** START OF INFORMATION PROVIDED **
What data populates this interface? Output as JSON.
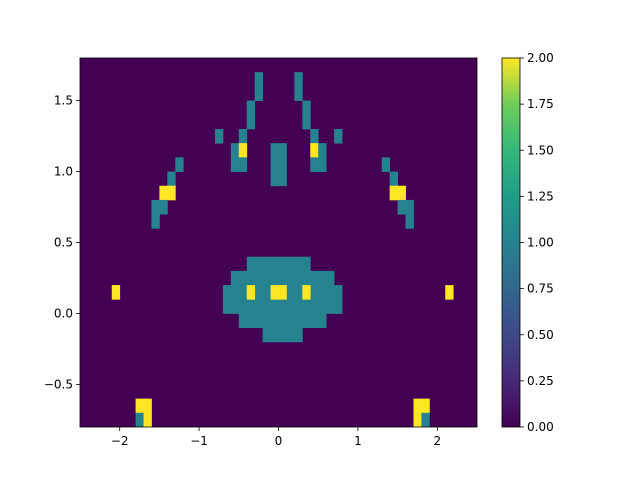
{
  "chart_data": {
    "type": "heatmap",
    "colormap": "viridis",
    "grid": false,
    "legend": "colorbar-right",
    "xlim": [
      -2.5,
      2.5
    ],
    "ylim": [
      -0.8,
      1.8
    ],
    "x_ticks": [
      -2,
      -1,
      0,
      1,
      2
    ],
    "x_tick_labels": [
      "−2",
      "−1",
      "0",
      "1",
      "2"
    ],
    "y_ticks": [
      -0.5,
      0.0,
      0.5,
      1.0,
      1.5
    ],
    "y_tick_labels": [
      "−0.5",
      "0.0",
      "0.5",
      "1.0",
      "1.5"
    ],
    "colorbar": {
      "range": [
        0.0,
        2.0
      ],
      "ticks": [
        0.0,
        0.25,
        0.5,
        0.75,
        1.0,
        1.25,
        1.5,
        1.75,
        2.0
      ],
      "tick_labels": [
        "0.00",
        "0.25",
        "0.50",
        "0.75",
        "1.00",
        "1.25",
        "1.50",
        "1.75",
        "2.00"
      ]
    },
    "cell_size": [
      0.1,
      0.1
    ],
    "background_value": 0,
    "cells": [
      {
        "x": -0.25,
        "y": 1.65,
        "v": 1
      },
      {
        "x": -0.25,
        "y": 1.55,
        "v": 1
      },
      {
        "x": 0.25,
        "y": 1.65,
        "v": 1
      },
      {
        "x": 0.25,
        "y": 1.55,
        "v": 1
      },
      {
        "x": -0.35,
        "y": 1.45,
        "v": 1
      },
      {
        "x": -0.35,
        "y": 1.35,
        "v": 1
      },
      {
        "x": 0.35,
        "y": 1.45,
        "v": 1
      },
      {
        "x": 0.35,
        "y": 1.35,
        "v": 1
      },
      {
        "x": -0.75,
        "y": 1.25,
        "v": 1
      },
      {
        "x": -0.45,
        "y": 1.25,
        "v": 1
      },
      {
        "x": -0.55,
        "y": 1.15,
        "v": 1
      },
      {
        "x": -0.45,
        "y": 1.15,
        "v": 2
      },
      {
        "x": -0.55,
        "y": 1.05,
        "v": 1
      },
      {
        "x": -0.45,
        "y": 1.05,
        "v": 1
      },
      {
        "x": 0.75,
        "y": 1.25,
        "v": 1
      },
      {
        "x": 0.45,
        "y": 1.25,
        "v": 1
      },
      {
        "x": 0.45,
        "y": 1.15,
        "v": 2
      },
      {
        "x": 0.55,
        "y": 1.15,
        "v": 1
      },
      {
        "x": 0.45,
        "y": 1.05,
        "v": 1
      },
      {
        "x": 0.55,
        "y": 1.05,
        "v": 1
      },
      {
        "x": -0.05,
        "y": 1.15,
        "v": 1
      },
      {
        "x": 0.05,
        "y": 1.15,
        "v": 1
      },
      {
        "x": -0.05,
        "y": 1.05,
        "v": 1
      },
      {
        "x": 0.05,
        "y": 1.05,
        "v": 1
      },
      {
        "x": -0.05,
        "y": 0.95,
        "v": 1
      },
      {
        "x": 0.05,
        "y": 0.95,
        "v": 1
      },
      {
        "x": -1.25,
        "y": 1.05,
        "v": 1
      },
      {
        "x": -1.35,
        "y": 0.95,
        "v": 1
      },
      {
        "x": -1.45,
        "y": 0.85,
        "v": 2
      },
      {
        "x": -1.35,
        "y": 0.85,
        "v": 2
      },
      {
        "x": -1.55,
        "y": 0.75,
        "v": 1
      },
      {
        "x": -1.45,
        "y": 0.75,
        "v": 1
      },
      {
        "x": -1.55,
        "y": 0.65,
        "v": 1
      },
      {
        "x": 1.35,
        "y": 1.05,
        "v": 1
      },
      {
        "x": 1.45,
        "y": 0.95,
        "v": 1
      },
      {
        "x": 1.45,
        "y": 0.85,
        "v": 2
      },
      {
        "x": 1.55,
        "y": 0.85,
        "v": 2
      },
      {
        "x": 1.55,
        "y": 0.75,
        "v": 1
      },
      {
        "x": 1.65,
        "y": 0.75,
        "v": 1
      },
      {
        "x": 1.65,
        "y": 0.65,
        "v": 1
      },
      {
        "x": -2.05,
        "y": 0.15,
        "v": 2
      },
      {
        "x": 2.15,
        "y": 0.15,
        "v": 2
      },
      {
        "x": -0.35,
        "y": 0.15,
        "v": 2
      },
      {
        "x": -0.05,
        "y": 0.15,
        "v": 2
      },
      {
        "x": 0.05,
        "y": 0.15,
        "v": 2
      },
      {
        "x": 0.35,
        "y": 0.15,
        "v": 2
      },
      {
        "x": -1.75,
        "y": -0.65,
        "v": 2
      },
      {
        "x": -1.65,
        "y": -0.65,
        "v": 2
      },
      {
        "x": -1.75,
        "y": -0.75,
        "v": 1
      },
      {
        "x": -1.65,
        "y": -0.75,
        "v": 2
      },
      {
        "x": -1.75,
        "y": -0.85,
        "v": 2
      },
      {
        "x": -1.65,
        "y": -0.85,
        "v": 1
      },
      {
        "x": 1.75,
        "y": -0.65,
        "v": 2
      },
      {
        "x": 1.85,
        "y": -0.65,
        "v": 2
      },
      {
        "x": 1.75,
        "y": -0.75,
        "v": 2
      },
      {
        "x": 1.85,
        "y": -0.75,
        "v": 1
      },
      {
        "x": 1.75,
        "y": -0.85,
        "v": 1
      },
      {
        "x": 1.85,
        "y": -0.85,
        "v": 2
      }
    ],
    "runs": [
      {
        "y": 0.35,
        "x0": -0.35,
        "x1": 0.35,
        "v": 1
      },
      {
        "y": 0.25,
        "x0": -0.55,
        "x1": 0.65,
        "v": 1
      },
      {
        "y": 0.15,
        "x0": -0.65,
        "x1": 0.75,
        "v": 1
      },
      {
        "y": 0.05,
        "x0": -0.65,
        "x1": 0.75,
        "v": 1
      },
      {
        "y": -0.05,
        "x0": -0.45,
        "x1": 0.55,
        "v": 1
      },
      {
        "y": -0.15,
        "x0": -0.15,
        "x1": 0.25,
        "v": 1
      }
    ]
  }
}
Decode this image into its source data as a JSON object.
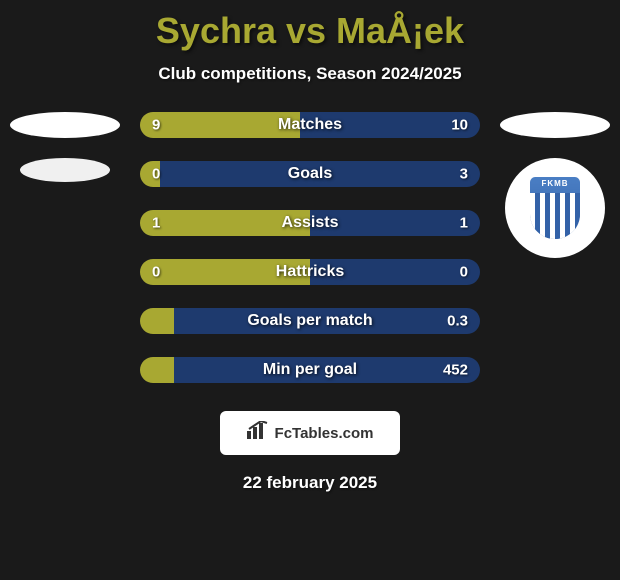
** END OF INFORMATION PROVIDED **
Give an exact copy of the material, leaving out every picture.

What data populates this interface? Output as JSON.
{
  "chart_data": {
    "type": "heatmap",
    "colormap": "viridis",
    "grid": false,
    "legend": "colorbar-right",
    "xlim": [
      -2.5,
      2.5
    ],
    "ylim": [
      -0.8,
      1.8
    ],
    "x_ticks": [
      -2,
      -1,
      0,
      1,
      2
    ],
    "x_tick_labels": [
      "−2",
      "−1",
      "0",
      "1",
      "2"
    ],
    "y_ticks": [
      -0.5,
      0.0,
      0.5,
      1.0,
      1.5
    ],
    "y_tick_labels": [
      "−0.5",
      "0.0",
      "0.5",
      "1.0",
      "1.5"
    ],
    "colorbar": {
      "range": [
        0.0,
        2.0
      ],
      "ticks": [
        0.0,
        0.25,
        0.5,
        0.75,
        1.0,
        1.25,
        1.5,
        1.75,
        2.0
      ],
      "tick_labels": [
        "0.00",
        "0.25",
        "0.50",
        "0.75",
        "1.00",
        "1.25",
        "1.50",
        "1.75",
        "2.00"
      ]
    },
    "cell_size": [
      0.1,
      0.1
    ],
    "background_value": 0,
    "cells": [
      {
        "x": -0.25,
        "y": 1.65,
        "v": 1
      },
      {
        "x": -0.25,
        "y": 1.55,
        "v": 1
      },
      {
        "x": 0.25,
        "y": 1.65,
        "v": 1
      },
      {
        "x": 0.25,
        "y": 1.55,
        "v": 1
      },
      {
        "x": -0.35,
        "y": 1.45,
        "v": 1
      },
      {
        "x": -0.35,
        "y": 1.35,
        "v": 1
      },
      {
        "x": 0.35,
        "y": 1.45,
        "v": 1
      },
      {
        "x": 0.35,
        "y": 1.35,
        "v": 1
      },
      {
        "x": -0.75,
        "y": 1.25,
        "v": 1
      },
      {
        "x": -0.45,
        "y": 1.25,
        "v": 1
      },
      {
        "x": -0.55,
        "y": 1.15,
        "v": 1
      },
      {
        "x": -0.45,
        "y": 1.15,
        "v": 2
      },
      {
        "x": -0.55,
        "y": 1.05,
        "v": 1
      },
      {
        "x": -0.45,
        "y": 1.05,
        "v": 1
      },
      {
        "x": 0.75,
        "y": 1.25,
        "v": 1
      },
      {
        "x": 0.45,
        "y": 1.25,
        "v": 1
      },
      {
        "x": 0.45,
        "y": 1.15,
        "v": 2
      },
      {
        "x": 0.55,
        "y": 1.15,
        "v": 1
      },
      {
        "x": 0.45,
        "y": 1.05,
        "v": 1
      },
      {
        "x": 0.55,
        "y": 1.05,
        "v": 1
      },
      {
        "x": -0.05,
        "y": 1.15,
        "v": 1
      },
      {
        "x": 0.05,
        "y": 1.15,
        "v": 1
      },
      {
        "x": -0.05,
        "y": 1.05,
        "v": 1
      },
      {
        "x": 0.05,
        "y": 1.05,
        "v": 1
      },
      {
        "x": -0.05,
        "y": 0.95,
        "v": 1
      },
      {
        "x": 0.05,
        "y": 0.95,
        "v": 1
      },
      {
        "x": -1.25,
        "y": 1.05,
        "v": 1
      },
      {
        "x": -1.35,
        "y": 0.95,
        "v": 1
      },
      {
        "x": -1.45,
        "y": 0.85,
        "v": 2
      },
      {
        "x": -1.35,
        "y": 0.85,
        "v": 2
      },
      {
        "x": -1.55,
        "y": 0.75,
        "v": 1
      },
      {
        "x": -1.45,
        "y": 0.75,
        "v": 1
      },
      {
        "x": -1.55,
        "y": 0.65,
        "v": 1
      },
      {
        "x": 1.35,
        "y": 1.05,
        "v": 1
      },
      {
        "x": 1.45,
        "y": 0.95,
        "v": 1
      },
      {
        "x": 1.45,
        "y": 0.85,
        "v": 2
      },
      {
        "x": 1.55,
        "y": 0.85,
        "v": 2
      },
      {
        "x": 1.55,
        "y": 0.75,
        "v": 1
      },
      {
        "x": 1.65,
        "y": 0.75,
        "v": 1
      },
      {
        "x": 1.65,
        "y": 0.65,
        "v": 1
      },
      {
        "x": -2.05,
        "y": 0.15,
        "v": 2
      },
      {
        "x": 2.15,
        "y": 0.15,
        "v": 2
      },
      {
        "x": -0.35,
        "y": 0.15,
        "v": 2
      },
      {
        "x": -0.05,
        "y": 0.15,
        "v": 2
      },
      {
        "x": 0.05,
        "y": 0.15,
        "v": 2
      },
      {
        "x": 0.35,
        "y": 0.15,
        "v": 2
      },
      {
        "x": -1.75,
        "y": -0.65,
        "v": 2
      },
      {
        "x": -1.65,
        "y": -0.65,
        "v": 2
      },
      {
        "x": -1.75,
        "y": -0.75,
        "v": 1
      },
      {
        "x": -1.65,
        "y": -0.75,
        "v": 2
      },
      {
        "x": -1.75,
        "y": -0.85,
        "v": 2
      },
      {
        "x": -1.65,
        "y": -0.85,
        "v": 1
      },
      {
        "x": 1.75,
        "y": -0.65,
        "v": 2
      },
      {
        "x": 1.85,
        "y": -0.65,
        "v": 2
      },
      {
        "x": 1.75,
        "y": -0.75,
        "v": 2
      },
      {
        "x": 1.85,
        "y": -0.75,
        "v": 1
      },
      {
        "x": 1.75,
        "y": -0.85,
        "v": 1
      },
      {
        "x": 1.85,
        "y": -0.85,
        "v": 2
      }
    ],
    "runs": [
      {
        "y": 0.35,
        "x0": -0.35,
        "x1": 0.35,
        "v": 1
      },
      {
        "y": 0.25,
        "x0": -0.55,
        "x1": 0.65,
        "v": 1
      },
      {
        "y": 0.15,
        "x0": -0.65,
        "x1": 0.75,
        "v": 1
      },
      {
        "y": 0.05,
        "x0": -0.65,
        "x1": 0.75,
        "v": 1
      },
      {
        "y": -0.05,
        "x0": -0.45,
        "x1": 0.55,
        "v": 1
      },
      {
        "y": -0.15,
        "x0": -0.15,
        "x1": 0.25,
        "v": 1
      }
    ]
  }
}
Decode this image into its source data as a JSON object.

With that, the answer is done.